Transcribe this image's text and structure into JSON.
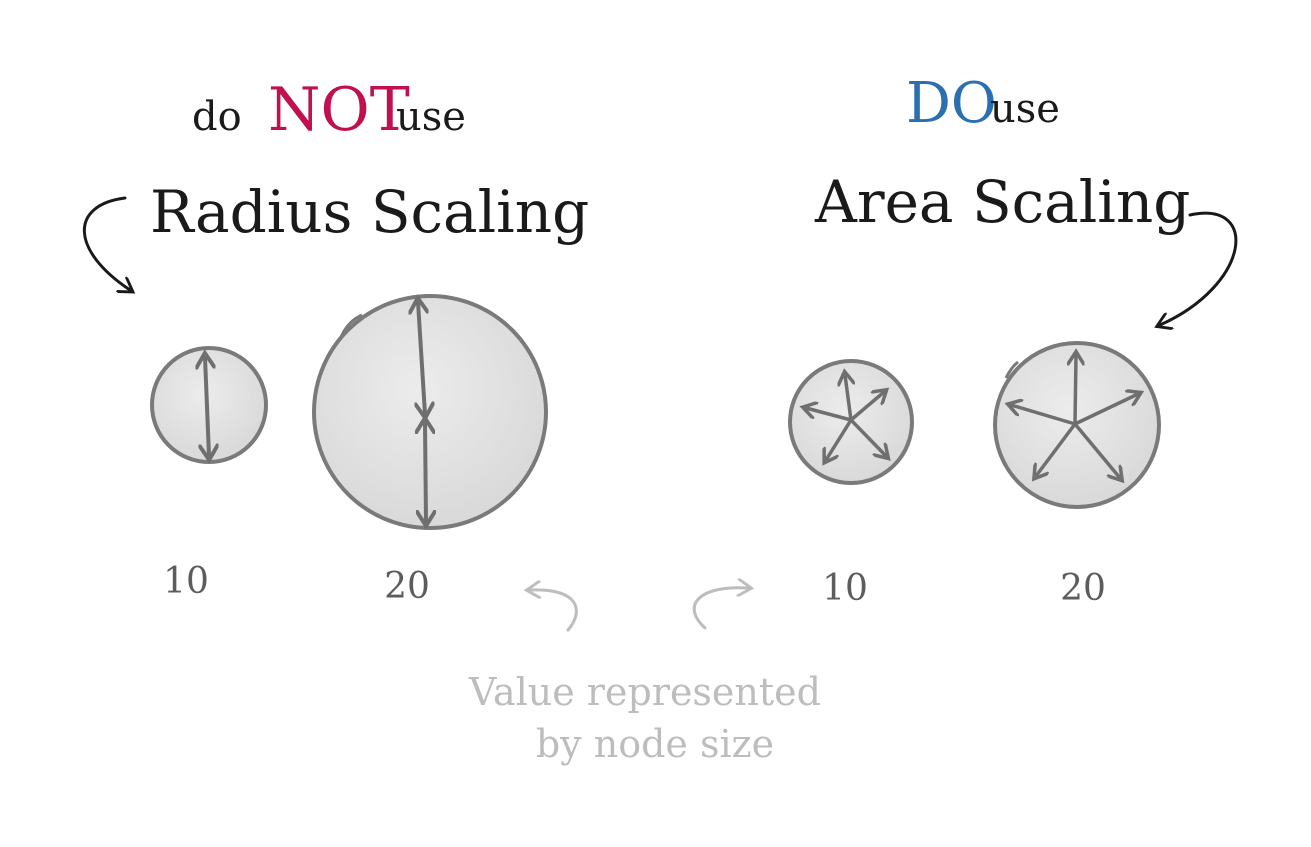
{
  "left": {
    "heading_prefix": "do",
    "heading_emphasis": "NOT",
    "heading_suffix": "use",
    "title": "Radius Scaling",
    "emphasis_color": "#c0104f",
    "values": [
      "10",
      "20"
    ]
  },
  "right": {
    "heading_emphasis": "DO",
    "heading_suffix": "use",
    "title": "Area Scaling",
    "emphasis_color": "#2a6fb0",
    "values": [
      "10",
      "20"
    ]
  },
  "caption": {
    "line1": "Value represented",
    "line2": "by node size"
  },
  "colors": {
    "ink": "#1a1a1a",
    "circle_stroke": "#7a7a7a",
    "circle_fill": "#e3e3e3",
    "caption": "#bdbdbd"
  }
}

§ DO THIS
Reproduce the entries above exactly. Do not include the images.

§ FULL ANSWER
Transcribe this image's text and structure into JSON.
{
  "left": {
    "heading_prefix": "do",
    "heading_emphasis": "NOT",
    "heading_suffix": "use",
    "title": "Radius Scaling",
    "emphasis_color": "#c0104f",
    "values": [
      "10",
      "20"
    ]
  },
  "right": {
    "heading_emphasis": "DO",
    "heading_suffix": "use",
    "title": "Area Scaling",
    "emphasis_color": "#2a6fb0",
    "values": [
      "10",
      "20"
    ]
  },
  "caption": {
    "line1": "Value represented",
    "line2": "by node size"
  },
  "colors": {
    "ink": "#1a1a1a",
    "circle_stroke": "#7a7a7a",
    "circle_fill": "#e3e3e3",
    "caption": "#bdbdbd"
  }
}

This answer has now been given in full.